SHORT PROBLEM - Copy each line below in which the word "ylabel" occurs.
** START RECORDS FOR THIS EXERCISE **
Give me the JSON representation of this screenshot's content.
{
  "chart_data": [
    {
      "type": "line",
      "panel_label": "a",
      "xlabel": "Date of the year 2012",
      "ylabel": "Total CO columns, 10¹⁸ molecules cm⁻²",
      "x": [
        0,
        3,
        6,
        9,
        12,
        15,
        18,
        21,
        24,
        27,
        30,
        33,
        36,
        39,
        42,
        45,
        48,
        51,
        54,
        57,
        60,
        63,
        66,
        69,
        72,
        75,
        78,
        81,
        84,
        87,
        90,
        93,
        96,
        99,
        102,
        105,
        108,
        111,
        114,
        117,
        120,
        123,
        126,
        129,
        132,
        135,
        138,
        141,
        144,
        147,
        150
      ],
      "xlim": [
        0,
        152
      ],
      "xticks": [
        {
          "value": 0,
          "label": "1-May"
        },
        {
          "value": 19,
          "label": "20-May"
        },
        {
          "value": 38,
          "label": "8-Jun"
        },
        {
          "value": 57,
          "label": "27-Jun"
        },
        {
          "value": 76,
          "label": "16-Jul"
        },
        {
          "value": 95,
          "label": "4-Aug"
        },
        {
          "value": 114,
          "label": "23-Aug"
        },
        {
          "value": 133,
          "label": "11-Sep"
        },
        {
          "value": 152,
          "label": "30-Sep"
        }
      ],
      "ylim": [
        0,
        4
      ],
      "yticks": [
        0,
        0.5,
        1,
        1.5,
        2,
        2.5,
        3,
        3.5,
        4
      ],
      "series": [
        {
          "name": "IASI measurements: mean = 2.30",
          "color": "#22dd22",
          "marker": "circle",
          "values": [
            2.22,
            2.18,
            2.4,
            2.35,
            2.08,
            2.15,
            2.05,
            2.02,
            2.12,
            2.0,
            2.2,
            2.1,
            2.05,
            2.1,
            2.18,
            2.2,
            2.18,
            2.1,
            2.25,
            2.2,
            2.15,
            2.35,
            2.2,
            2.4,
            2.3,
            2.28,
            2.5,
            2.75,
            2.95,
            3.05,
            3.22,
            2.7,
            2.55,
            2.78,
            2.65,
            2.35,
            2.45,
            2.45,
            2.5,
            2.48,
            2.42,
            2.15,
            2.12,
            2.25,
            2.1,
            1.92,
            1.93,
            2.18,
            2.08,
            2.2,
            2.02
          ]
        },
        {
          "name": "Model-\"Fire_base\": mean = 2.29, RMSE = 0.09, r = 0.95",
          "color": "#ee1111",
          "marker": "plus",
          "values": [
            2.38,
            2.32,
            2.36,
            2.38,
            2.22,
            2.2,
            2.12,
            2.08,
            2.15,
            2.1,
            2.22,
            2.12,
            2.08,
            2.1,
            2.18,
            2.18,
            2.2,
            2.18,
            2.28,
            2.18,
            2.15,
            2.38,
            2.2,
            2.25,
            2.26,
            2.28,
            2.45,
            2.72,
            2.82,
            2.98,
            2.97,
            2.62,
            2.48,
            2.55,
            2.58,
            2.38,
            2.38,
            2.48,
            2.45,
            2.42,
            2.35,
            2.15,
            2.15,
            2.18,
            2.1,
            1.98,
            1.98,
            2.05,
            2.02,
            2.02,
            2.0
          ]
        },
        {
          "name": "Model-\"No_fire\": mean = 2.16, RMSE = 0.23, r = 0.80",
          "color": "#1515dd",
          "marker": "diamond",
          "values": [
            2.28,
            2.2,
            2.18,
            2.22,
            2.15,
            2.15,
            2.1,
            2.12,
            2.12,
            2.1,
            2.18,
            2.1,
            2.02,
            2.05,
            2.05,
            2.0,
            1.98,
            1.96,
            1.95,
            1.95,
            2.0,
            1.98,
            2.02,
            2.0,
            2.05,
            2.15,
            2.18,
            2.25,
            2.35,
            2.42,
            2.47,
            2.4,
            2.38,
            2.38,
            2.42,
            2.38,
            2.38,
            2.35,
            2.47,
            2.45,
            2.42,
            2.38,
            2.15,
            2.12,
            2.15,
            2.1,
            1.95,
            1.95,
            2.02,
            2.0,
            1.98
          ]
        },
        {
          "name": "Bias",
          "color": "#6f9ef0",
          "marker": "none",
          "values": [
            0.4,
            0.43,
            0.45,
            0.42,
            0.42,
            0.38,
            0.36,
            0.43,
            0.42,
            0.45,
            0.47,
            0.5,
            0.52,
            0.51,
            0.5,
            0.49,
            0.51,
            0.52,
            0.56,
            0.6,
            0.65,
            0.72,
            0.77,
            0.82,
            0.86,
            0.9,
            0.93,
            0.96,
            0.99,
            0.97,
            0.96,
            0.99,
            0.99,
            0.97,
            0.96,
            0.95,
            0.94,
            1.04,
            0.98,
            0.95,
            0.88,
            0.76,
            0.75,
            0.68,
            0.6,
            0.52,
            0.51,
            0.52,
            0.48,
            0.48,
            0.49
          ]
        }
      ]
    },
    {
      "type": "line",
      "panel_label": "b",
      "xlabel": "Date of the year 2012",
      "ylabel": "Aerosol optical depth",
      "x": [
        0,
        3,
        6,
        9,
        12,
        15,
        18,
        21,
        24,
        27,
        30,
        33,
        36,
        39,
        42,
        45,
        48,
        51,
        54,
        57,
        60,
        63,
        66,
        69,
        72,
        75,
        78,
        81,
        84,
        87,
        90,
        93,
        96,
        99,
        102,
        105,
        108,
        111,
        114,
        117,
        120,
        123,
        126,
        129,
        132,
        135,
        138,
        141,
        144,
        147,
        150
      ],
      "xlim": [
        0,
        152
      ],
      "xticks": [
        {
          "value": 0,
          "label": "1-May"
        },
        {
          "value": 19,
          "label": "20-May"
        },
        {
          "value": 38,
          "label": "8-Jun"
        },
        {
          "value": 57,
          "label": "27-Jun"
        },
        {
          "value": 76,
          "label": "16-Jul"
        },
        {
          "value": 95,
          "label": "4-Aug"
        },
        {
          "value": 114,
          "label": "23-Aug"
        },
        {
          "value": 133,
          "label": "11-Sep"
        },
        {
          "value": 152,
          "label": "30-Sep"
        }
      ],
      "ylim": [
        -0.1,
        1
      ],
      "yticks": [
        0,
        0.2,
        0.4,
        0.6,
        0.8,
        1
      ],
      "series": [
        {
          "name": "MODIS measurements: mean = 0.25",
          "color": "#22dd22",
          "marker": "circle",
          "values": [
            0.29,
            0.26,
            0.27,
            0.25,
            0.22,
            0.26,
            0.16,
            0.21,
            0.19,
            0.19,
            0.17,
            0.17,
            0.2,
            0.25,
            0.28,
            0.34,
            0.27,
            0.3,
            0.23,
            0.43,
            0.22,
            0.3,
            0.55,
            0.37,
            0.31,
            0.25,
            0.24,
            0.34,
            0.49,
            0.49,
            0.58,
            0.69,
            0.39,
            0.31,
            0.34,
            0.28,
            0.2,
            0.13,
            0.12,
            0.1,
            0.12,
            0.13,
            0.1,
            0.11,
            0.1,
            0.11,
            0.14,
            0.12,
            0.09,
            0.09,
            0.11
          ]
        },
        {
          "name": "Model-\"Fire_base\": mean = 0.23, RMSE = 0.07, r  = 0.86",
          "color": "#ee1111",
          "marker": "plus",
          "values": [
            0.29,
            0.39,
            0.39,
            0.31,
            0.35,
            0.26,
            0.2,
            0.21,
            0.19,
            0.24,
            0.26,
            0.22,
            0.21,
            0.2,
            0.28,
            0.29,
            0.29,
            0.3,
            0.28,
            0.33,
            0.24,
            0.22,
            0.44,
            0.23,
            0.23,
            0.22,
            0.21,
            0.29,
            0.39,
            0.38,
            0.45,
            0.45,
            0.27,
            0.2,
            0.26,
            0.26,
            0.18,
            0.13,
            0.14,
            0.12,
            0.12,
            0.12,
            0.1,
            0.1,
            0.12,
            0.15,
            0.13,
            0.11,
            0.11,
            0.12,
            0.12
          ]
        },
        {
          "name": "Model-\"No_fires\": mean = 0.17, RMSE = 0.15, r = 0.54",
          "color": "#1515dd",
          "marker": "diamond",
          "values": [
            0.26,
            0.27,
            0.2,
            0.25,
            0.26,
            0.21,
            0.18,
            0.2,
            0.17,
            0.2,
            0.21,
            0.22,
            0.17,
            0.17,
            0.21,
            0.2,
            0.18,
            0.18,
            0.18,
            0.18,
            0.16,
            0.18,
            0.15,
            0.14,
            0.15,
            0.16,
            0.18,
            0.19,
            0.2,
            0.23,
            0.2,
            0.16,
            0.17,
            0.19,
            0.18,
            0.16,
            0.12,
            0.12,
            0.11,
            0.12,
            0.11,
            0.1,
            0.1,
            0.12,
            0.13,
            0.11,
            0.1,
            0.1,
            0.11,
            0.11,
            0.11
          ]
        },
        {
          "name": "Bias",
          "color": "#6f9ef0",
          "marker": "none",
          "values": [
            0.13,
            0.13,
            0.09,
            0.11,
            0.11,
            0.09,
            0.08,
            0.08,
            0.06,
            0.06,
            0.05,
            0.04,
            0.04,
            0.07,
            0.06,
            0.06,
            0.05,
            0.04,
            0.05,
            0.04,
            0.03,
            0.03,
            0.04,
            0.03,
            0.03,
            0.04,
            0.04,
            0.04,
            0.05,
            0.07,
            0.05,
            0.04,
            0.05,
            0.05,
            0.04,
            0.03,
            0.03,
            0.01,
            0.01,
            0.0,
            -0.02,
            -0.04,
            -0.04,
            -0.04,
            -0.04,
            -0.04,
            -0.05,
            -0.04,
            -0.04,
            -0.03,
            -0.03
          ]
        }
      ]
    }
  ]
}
** END RECORDS FOR THIS EXERCISE **
RESPONSE TO THE EXERCISE -
      "ylabel": "Total CO columns, 10¹⁸ molecules cm⁻²",
      "ylabel": "Aerosol optical depth",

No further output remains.